Leave out the images and repeat the listing below without a single change.

═══ Dataset content ═══

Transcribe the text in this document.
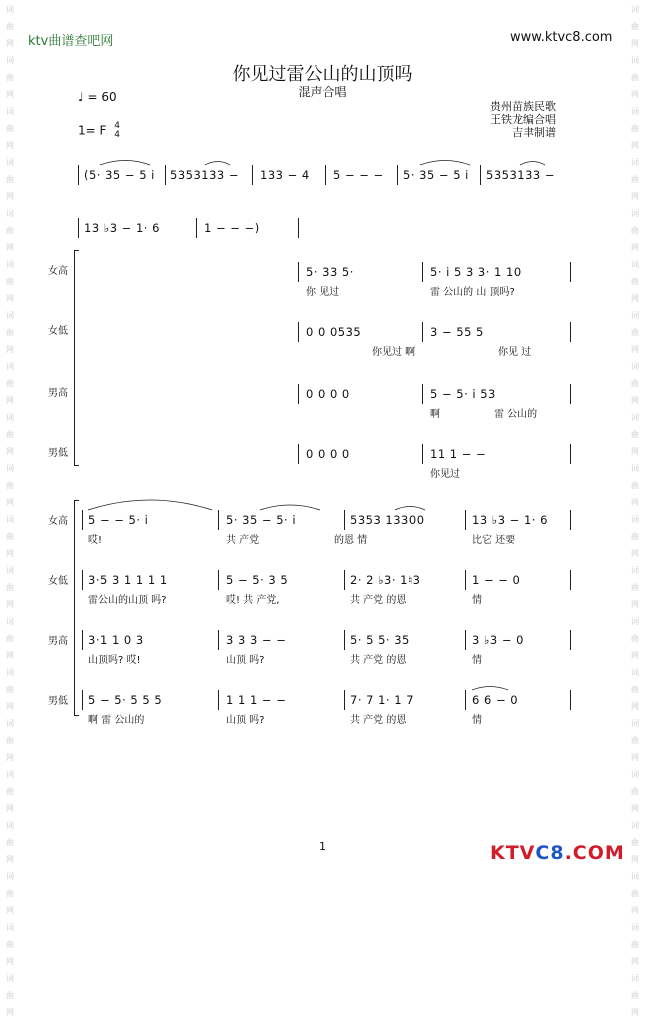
词
曲
网
词
曲
网
词
曲
网
词
曲
网
词
曲
网
词
曲
网
词
曲
网
词
曲
网
词
曲
网
词
曲
网
词
曲
网
词
曲
网
词
曲
网
词
曲
网
词
曲
网
词
曲
网
词
曲
网
词
曲
网
词
曲
网
词
曲
网
词
曲
网
词
曲
网
词
曲
网
词
曲
网
词
曲
网
词
曲
网
词
曲
网
词
曲
网
词
曲
网
词
曲
网
词
曲
网
词
曲
网
词
曲
网
词
曲
网
词
曲
网
词
曲
网
词
曲
网
词
曲
网
词
曲
网
词
曲
网
ktv曲谱查吧网	www.ktvc8.com
你见过雷公山的山顶吗
混声合唱
♩ = 60
1= F 4
4
贵州苗族民歌
王铁龙编合唱
吉聿制谱
(5· 35 − 5 i 5353133 − 133 − 4 5 − − − 5· 35 − 5 i 5353133 −
13 ♭3 − 1· 6	1 − − −)
女高	5· 33 5·	5· i 5 3 3· 1 10
你 见过	雷 公山的 山 顶吗?
女低	0 0 0535	3 − 55 5
你见过 啊	你见 过
男高	0 0 0 0	5 − 5· i 53
啊	雷 公山的
男低	0 0 0 0	11 1 − −
你见过
女高 5 − − 5· i	5· 35 − 5· i	5353 13300	13 ♭3 − 1· 6
哎!	共 产党	的恩 情	比它 还要
女低 3·5 3 1 1 1 1	5 − 5· 3 5	2· 2 ♭3· 1♮3	1 − − 0
雷公山的山顶 吗?	哎! 共 产党,	共 产党 的恩	情
男高 3·1 1 0 3	3 3 3 − −	5· 5 5· 35	3 ♭3 − 0
山顶吗? 哎!	山顶 吗?	共 产党 的恩	情
男低 5 − 5· 5 5 5	1 1 1 − −	7· 7 1· 1 7	6 6 − 0
啊 雷 公山的	山顶 吗?	共 产党 的恩	情
1	KTVC8.COM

═══

→ Task output
Transcribe the text in this document.
词
曲
网
词
曲
网
词
曲
网
词
曲
网
词
曲
网
词
曲
网
词
曲
网
词
曲
网
词
曲
网
词
曲
网
词
曲
网
词
曲
网
词
曲
网
词
曲
网
词
曲
网
词
曲
网
词
曲
网
词
曲
网
词
曲
网
词
曲
网
词
曲
网
词
曲
网
词
曲
网
词
曲
网
词
曲
网
词
曲
网
词
曲
网
词
曲
网
词
曲
网
词
曲
网
词
曲
网
词
曲
网
词
曲
网
词
曲
网
词
曲
网
词
曲
网
词
曲
网
词
曲
网
词
曲
网
词
曲
网
ktv曲谱查吧网	www.ktvc8.com
你见过雷公山的山顶吗
混声合唱
♩ = 60
1= F 4
4
贵州苗族民歌
王铁龙编合唱
吉聿制谱
(5· 35 − 5 i 5353133 − 133 − 4 5 − − − 5· 35 − 5 i 5353133 −
13 ♭3 − 1· 6	1 − − −)
女高	5· 33 5·	5· i 5 3 3· 1 10
你 见过	雷 公山的 山 顶吗?
女低	0 0 0535	3 − 55 5
你见过 啊	你见 过
男高	0 0 0 0	5 − 5· i 53
啊	雷 公山的
男低	0 0 0 0	11 1 − −
你见过
女高 5 − − 5· i	5· 35 − 5· i	5353 13300	13 ♭3 − 1· 6
哎!	共 产党	的恩 情	比它 还要
女低 3·5 3 1 1 1 1	5 − 5· 3 5	2· 2 ♭3· 1♮3	1 − − 0
雷公山的山顶 吗?	哎! 共 产党,	共 产党 的恩	情
男高 3·1 1 0 3	3 3 3 − −	5· 5 5· 35	3 ♭3 − 0
山顶吗? 哎!	山顶 吗?	共 产党 的恩	情
男低 5 − 5· 5 5 5	1 1 1 − −	7· 7 1· 1 7	6 6 − 0
啊 雷 公山的	山顶 吗?	共 产党 的恩	情
1	KTVC8.COM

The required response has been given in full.